→ **Exercise task**
Filter out everything except lines holding "shacabka".

→ **Data for this exercise**
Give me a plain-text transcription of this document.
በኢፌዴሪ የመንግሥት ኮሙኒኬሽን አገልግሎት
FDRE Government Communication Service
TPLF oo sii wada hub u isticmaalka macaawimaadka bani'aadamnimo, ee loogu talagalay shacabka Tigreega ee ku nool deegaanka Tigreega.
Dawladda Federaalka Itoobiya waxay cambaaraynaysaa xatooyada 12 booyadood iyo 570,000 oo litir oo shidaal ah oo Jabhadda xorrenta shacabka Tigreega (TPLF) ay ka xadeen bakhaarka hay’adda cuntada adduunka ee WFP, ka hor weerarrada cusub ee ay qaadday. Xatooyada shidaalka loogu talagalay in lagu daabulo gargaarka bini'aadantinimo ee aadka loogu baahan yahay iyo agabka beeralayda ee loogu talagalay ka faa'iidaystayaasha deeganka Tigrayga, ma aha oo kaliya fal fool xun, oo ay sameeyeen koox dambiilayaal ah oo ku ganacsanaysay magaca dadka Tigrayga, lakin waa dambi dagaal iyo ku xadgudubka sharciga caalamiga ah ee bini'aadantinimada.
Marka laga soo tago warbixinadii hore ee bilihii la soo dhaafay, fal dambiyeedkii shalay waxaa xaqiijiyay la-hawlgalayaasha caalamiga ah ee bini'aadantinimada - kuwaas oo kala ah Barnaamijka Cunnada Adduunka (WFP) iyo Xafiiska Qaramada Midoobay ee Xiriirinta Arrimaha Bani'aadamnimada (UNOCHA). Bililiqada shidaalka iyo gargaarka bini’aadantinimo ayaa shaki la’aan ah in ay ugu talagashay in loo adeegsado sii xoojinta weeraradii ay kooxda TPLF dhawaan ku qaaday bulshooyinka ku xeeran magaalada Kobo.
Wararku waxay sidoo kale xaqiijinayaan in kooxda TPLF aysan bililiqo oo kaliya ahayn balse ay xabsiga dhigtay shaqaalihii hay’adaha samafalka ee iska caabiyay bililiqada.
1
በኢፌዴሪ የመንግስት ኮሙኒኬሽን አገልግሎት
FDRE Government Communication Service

→ **Worked answer**
TPLF oo sii wada hub u isticmaalka macaawimaadka bani'aadamnimo, ee loogu talagalay shacabka Tigreega ee ku nool deegaanka Tigreega.
Dawladda Federaalka Itoobiya waxay cambaaraynaysaa xatooyada 12 booyadood iyo 570,000 oo litir oo shidaal ah oo Jabhadda xorrenta shacabka Tigreega (TPLF) ay ka xadeen bakhaarka hay’adda cuntada adduunka ee WFP, ka hor weerarrada cusub ee ay qaadday. Xatooyada shidaalka loogu talagalay in lagu daabulo gargaarka bini'aadantinimo ee aadka loogu baahan yahay iyo agabka beeralayda ee loogu talagalay ka faa'iidaystayaasha deeganka Tigrayga, ma aha oo kaliya fal fool xun, oo ay sameeyeen koox dambiilayaal ah oo ku ganacsanaysay magaca dadka Tigrayga, lakin waa dambi dagaal iyo ku xadgudubka sharciga caalamiga ah ee bini'aadantinimada.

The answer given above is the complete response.